Written instruction.
Scan the material for the word "this", and copy each line where it shows up.

Record list.
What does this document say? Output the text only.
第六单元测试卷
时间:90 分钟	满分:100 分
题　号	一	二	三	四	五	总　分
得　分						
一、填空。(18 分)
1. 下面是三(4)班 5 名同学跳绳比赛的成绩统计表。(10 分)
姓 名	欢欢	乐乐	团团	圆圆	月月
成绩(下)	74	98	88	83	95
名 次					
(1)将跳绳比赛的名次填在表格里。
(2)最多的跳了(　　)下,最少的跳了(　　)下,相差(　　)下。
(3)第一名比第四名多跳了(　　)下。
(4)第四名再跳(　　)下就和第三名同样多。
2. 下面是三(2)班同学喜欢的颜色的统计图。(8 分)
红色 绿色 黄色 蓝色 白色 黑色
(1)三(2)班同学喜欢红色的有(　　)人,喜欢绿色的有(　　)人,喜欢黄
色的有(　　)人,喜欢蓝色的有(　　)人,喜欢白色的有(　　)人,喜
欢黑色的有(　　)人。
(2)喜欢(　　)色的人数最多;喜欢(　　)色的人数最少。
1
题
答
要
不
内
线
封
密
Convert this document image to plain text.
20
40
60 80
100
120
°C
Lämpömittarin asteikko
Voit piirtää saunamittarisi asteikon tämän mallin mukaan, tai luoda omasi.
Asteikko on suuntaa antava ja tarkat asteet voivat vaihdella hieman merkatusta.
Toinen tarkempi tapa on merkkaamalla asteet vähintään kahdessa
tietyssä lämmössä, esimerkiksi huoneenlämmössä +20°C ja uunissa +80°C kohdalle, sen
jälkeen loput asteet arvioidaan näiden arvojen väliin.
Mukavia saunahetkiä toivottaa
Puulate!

Response.
What does this document say? Output the text only.
Convert this document image to plain text.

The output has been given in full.